▸ WORK TO BE COMPLETED
For each statement below, say whether it agrees with the passage on Juve vs. Fantômas: (a) Fantômas hides in a cistern and breathes through a wine bottle; (b) Feuillade's presentation of the film is described as hurried; (c) the assassin throws the boa constrictor at a victim who is awake. Answer yes or no for each, and quote the deciding words of the passage.

# Start of DOCUMENT TEXT

The warped comedy, that's what does it for me. All the best parts of Juve vs. Fantômas involve criminal plots so outré that delighted disbelief is the only sane response: disbelief at the their implausibility, at the fact they were staged, at the way that we still totally buy it in the moment, thanks to Feuillade's stately presentation, which is so dignified even as the movie is at its silliest that it lends a measure of gravity and sincerity to the goings-on, whether they involve a pair of breakaway robot arms, an assassin throwing a boa constrictor at a sleeping victim wearing spikes around his midsection (modern viewer beware: the ultimate fate of that snake is damnably upsetting, a queasy reminder that animals weren't accorded anything resembling the same humane treatment four and five generations ago that they are now), or Fantômas's trick of hiding in a cistern using a wine bottle as a breathing tube, while dressed in full-on supervillain regalia, skin-tight black with a menacing hood.

# End of DOCUMENT TEXT
# Start of DATA EXTRACT

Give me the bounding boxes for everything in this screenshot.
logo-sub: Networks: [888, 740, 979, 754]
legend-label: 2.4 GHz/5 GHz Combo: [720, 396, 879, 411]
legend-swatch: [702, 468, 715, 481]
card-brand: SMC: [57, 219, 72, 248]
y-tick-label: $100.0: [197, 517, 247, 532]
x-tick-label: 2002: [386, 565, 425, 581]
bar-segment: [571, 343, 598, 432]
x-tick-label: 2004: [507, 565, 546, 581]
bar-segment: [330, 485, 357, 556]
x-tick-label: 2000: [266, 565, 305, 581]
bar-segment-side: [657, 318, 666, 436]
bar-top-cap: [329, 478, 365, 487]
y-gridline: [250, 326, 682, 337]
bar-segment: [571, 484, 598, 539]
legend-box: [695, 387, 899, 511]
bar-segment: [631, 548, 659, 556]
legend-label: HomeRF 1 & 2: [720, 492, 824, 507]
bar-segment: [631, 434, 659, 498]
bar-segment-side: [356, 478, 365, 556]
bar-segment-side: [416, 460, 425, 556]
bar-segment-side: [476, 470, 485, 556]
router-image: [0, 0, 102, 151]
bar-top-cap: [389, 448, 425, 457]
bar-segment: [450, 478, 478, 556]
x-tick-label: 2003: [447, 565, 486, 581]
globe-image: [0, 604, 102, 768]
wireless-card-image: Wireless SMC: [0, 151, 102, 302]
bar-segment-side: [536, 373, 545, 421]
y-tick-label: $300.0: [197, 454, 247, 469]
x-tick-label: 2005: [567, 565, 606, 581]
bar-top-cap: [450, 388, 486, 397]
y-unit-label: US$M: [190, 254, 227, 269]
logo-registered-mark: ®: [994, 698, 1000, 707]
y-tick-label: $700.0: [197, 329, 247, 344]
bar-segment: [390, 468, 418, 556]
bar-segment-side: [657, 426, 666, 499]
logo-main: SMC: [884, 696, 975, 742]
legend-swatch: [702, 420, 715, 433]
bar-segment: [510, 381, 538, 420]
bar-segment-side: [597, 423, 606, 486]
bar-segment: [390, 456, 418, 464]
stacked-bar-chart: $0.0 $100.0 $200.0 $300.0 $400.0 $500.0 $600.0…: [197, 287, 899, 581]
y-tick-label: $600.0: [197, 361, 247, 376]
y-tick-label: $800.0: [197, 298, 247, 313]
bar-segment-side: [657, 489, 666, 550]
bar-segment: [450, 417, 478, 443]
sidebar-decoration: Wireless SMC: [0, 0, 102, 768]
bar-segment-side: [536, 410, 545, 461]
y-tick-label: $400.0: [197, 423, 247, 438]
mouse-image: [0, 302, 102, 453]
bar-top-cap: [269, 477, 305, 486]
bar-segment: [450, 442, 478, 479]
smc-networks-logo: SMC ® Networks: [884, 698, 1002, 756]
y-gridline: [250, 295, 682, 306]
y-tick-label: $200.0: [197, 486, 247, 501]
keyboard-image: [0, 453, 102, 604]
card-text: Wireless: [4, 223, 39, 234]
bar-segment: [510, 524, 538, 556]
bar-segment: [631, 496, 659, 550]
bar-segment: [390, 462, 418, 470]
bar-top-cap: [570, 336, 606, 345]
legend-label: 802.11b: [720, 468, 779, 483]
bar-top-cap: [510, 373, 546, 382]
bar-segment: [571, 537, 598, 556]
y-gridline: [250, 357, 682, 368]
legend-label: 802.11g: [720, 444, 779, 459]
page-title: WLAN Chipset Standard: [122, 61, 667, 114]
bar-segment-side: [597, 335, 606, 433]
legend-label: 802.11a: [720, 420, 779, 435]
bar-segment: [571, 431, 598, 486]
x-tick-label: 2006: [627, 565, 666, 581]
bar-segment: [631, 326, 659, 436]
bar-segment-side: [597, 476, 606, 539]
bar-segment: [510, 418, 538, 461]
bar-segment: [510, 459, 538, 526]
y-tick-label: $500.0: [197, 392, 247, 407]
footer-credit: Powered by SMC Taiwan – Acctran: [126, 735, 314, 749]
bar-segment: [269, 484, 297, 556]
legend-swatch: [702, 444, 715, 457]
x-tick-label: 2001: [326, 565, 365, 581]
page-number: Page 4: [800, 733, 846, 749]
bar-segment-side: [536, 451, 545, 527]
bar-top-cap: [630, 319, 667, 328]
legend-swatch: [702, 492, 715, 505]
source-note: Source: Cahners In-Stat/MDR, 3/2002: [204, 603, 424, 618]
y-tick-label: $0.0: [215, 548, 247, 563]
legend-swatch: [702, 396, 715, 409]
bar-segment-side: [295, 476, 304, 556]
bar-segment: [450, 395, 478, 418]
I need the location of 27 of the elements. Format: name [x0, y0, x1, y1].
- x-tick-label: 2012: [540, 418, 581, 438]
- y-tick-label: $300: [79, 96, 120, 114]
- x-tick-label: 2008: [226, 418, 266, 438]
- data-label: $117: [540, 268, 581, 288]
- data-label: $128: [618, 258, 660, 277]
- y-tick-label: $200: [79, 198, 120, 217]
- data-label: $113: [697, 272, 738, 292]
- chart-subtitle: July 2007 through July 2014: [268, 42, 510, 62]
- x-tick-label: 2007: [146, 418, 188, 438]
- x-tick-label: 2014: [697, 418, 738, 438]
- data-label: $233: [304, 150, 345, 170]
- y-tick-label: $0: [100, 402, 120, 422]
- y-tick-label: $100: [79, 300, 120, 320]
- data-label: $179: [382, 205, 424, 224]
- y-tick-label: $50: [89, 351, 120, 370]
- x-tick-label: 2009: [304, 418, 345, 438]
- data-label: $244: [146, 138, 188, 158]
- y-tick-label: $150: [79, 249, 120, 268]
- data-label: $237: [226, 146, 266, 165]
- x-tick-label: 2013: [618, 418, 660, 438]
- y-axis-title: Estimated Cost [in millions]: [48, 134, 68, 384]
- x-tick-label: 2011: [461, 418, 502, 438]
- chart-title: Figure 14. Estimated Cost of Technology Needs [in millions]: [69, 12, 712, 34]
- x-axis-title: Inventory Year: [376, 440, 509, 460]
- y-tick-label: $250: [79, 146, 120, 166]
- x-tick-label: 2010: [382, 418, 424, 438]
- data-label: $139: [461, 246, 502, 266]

# End of DATA EXTRACT

▸ FINAL RESULT
(a) Yes: "Fantômas's trick of hiding in a cistern using a wine bottle as a breathing tube"
(b) No: "Feuillade's stately presentation"
(c) No: "an assassin throwing a boa constrictor at a sleeping victim"